Every line below should be copied exactly; drop the pictures.

"""

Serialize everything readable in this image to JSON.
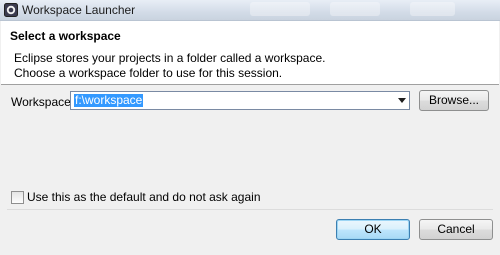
{
  "window": {
    "title": "Workspace Launcher"
  },
  "header": {
    "title": "Select a workspace",
    "description_line1": "Eclipse stores your projects in a folder called a workspace.",
    "description_line2": "Choose a workspace folder to use for this session."
  },
  "workspace": {
    "label": "Workspace:",
    "value": "f:\\workspace",
    "browse_label": "Browse..."
  },
  "options": {
    "default_checkbox_label": "Use this as the default and do not ask again",
    "default_checked": false
  },
  "buttons": {
    "ok_label": "OK",
    "cancel_label": "Cancel"
  },
  "colors": {
    "selection": "#3399ff",
    "dialog_bg": "#f0f0f0",
    "header_bg": "#ffffff"
  }
}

"""

FINAL RESULT:
Serialize everything readable in this image to JSON.
{
  "window": {
    "title": "Workspace Launcher"
  },
  "header": {
    "title": "Select a workspace",
    "description_line1": "Eclipse stores your projects in a folder called a workspace.",
    "description_line2": "Choose a workspace folder to use for this session."
  },
  "workspace": {
    "label": "Workspace:",
    "value": "f:\\workspace",
    "browse_label": "Browse..."
  },
  "options": {
    "default_checkbox_label": "Use this as the default and do not ask again",
    "default_checked": false
  },
  "buttons": {
    "ok_label": "OK",
    "cancel_label": "Cancel"
  },
  "colors": {
    "selection": "#3399ff",
    "dialog_bg": "#f0f0f0",
    "header_bg": "#ffffff"
  }
}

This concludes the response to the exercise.